### ЗАДАНИЕ
Повторите дословно фрагмент текста о машинописи дневника, который начинается словами «На первой странице документа» и заканчивается словами «в следственное дело?».

━━━ ТЕКСТОВЫЙ БЛОК

В. Ф. Штейн. Фото из архивно-следственного дела. 1929 г.

Текст дневника представляет собой второй экземпляр машинописи на нелинованных листах формата В1 с оборотами (имеется несколько неформатных страниц); всего в рукописи 40 страниц. Текст напечатан на двух пишущих машинках с разным размером шрифта. Номера страниц проставлены только на первых семи страницах.

В документе можно выделить три блока машинописи. В первом (лл. 46, 46 об., 47, 47 об, 48, 48 об., 49) текст выполнен на пишущей машинке со стан­дартным шрифтом, номера страниц выставлены (страница 49 об. не запол­нена). Блок охватывает период с января по март 1922 года. Во втором блоке (лл. 50, 50 об., 51, 51 об.) — с марта по июнь 1922 года — текст выполнен на пишущей машинке с более мелким шрифтом, нумерация страниц отсут­ствует; страница 50 начинается с зачёркнутого повтора записи на странице 49, а на странице 51 об. два фрагмента отмечены как вставки. Третий блок (лл. 52-61) внешне не отличается от второго, однако страницы 53, 53 об., 54 и 54 об. пронумерованы (с 3 по 7) и он касается более раннего периода: июль 1921 — январь 1922 года. Машинописный текст дневника оказывается инверсированным по хронологии.

На первой странице документа в правом углу имеется надпечатка «Копия НБ — <нрзб.>»-, что свидетельствует о том, что перепечатка (во всяком случае, первых семи страниц) выполнена профессиональной машинисткой, работающей в государственном учреждении. В машинопись внесена правка (авторская?) чернилами чёрного цвета: исправлены опе­чатки, заполнены пропуски, оставленные машинисткой (неразобранные слова, а также слова и предложения, написанные латиницей).

Помимо редакторских (авторских?) маргиналий на первой странице рукописи (л. 46) имеются две пометы (широкое подчёркивание) красным карандашом, на трёх других (лл. 53, 53 об., 54) — несколько подчёркива­ний синим карандашом. Такие подчёркивания делали сотрудники ОГПУ, выявляя «антисоветское содержание» документа.Каким образом «Письма к Люличке» попали в следственное дело?

━━━━━━
━━━ ФРАГМЕНТЫ МАТЕРИАЛА

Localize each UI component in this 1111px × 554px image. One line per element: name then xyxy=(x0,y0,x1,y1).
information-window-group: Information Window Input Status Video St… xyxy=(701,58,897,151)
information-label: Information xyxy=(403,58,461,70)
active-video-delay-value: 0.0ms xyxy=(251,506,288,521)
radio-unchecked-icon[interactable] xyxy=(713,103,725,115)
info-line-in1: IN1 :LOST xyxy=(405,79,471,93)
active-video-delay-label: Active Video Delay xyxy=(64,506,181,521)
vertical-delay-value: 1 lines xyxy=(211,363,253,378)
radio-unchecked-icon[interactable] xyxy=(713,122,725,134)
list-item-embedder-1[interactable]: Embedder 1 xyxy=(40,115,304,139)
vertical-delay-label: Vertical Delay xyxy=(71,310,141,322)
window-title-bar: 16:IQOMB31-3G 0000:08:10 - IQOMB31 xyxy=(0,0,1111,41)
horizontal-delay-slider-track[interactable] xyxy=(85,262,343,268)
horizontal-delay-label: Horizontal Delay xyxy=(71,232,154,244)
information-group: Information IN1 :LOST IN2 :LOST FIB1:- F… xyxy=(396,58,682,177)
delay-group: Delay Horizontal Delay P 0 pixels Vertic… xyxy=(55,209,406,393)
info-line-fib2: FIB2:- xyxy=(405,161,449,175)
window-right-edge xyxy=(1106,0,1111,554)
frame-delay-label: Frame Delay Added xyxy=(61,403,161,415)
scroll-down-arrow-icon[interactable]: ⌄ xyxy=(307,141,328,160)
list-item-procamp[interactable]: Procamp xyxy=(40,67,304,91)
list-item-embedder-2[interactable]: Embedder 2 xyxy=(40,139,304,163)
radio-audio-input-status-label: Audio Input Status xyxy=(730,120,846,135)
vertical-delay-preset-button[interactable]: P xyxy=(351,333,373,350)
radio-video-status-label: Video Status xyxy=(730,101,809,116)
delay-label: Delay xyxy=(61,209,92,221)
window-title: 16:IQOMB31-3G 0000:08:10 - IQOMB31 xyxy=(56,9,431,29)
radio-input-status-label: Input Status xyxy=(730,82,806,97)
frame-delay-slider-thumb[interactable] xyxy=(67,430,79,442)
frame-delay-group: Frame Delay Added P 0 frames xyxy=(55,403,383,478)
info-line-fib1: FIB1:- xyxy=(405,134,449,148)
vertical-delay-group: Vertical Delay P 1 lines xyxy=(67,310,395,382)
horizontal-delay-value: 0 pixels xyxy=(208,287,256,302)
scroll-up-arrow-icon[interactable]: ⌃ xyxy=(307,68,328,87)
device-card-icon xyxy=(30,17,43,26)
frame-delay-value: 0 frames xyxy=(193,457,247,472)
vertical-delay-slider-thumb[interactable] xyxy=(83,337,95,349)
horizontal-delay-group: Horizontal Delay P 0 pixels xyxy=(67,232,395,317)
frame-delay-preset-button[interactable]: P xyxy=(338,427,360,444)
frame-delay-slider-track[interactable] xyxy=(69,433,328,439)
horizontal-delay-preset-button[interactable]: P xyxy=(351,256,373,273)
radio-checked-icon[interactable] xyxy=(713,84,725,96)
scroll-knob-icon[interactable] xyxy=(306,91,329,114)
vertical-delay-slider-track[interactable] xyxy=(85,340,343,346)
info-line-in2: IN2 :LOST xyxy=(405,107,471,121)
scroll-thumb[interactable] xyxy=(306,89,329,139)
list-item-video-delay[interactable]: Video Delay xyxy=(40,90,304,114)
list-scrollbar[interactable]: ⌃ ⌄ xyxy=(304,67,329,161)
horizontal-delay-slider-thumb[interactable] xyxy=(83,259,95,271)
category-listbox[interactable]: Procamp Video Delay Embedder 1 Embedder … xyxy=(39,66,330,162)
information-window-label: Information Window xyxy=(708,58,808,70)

━━━━━━

### РЕШЕНИЕ НИЖЕ
На первой странице документа в правом углу имеется надпечатка «Копия НБ — <нрзб.>»-, что свидетельствует о том, что перепечатка (во всяком случае, первых семи страниц) выполнена профессиональной машинисткой, работающей в государственном учреждении. В машинопись внесена правка (авторская?) чернилами чёрного цвета: исправлены опе­чатки, заполнены пропуски, оставленные машинисткой (неразобранные слова, а также слова и предложения, написанные латиницей).

Помимо редакторских (авторских?) маргиналий на первой странице рукописи (л. 46) имеются две пометы (широкое подчёркивание) красным карандашом, на трёх других (лл. 53, 53 об., 54) — несколько подчёркива­ний синим карандашом. Такие подчёркивания делали сотрудники ОГПУ, выявляя «антисоветское содержание» документа.Каким образом «Письма к Люличке» попали в следственное дело?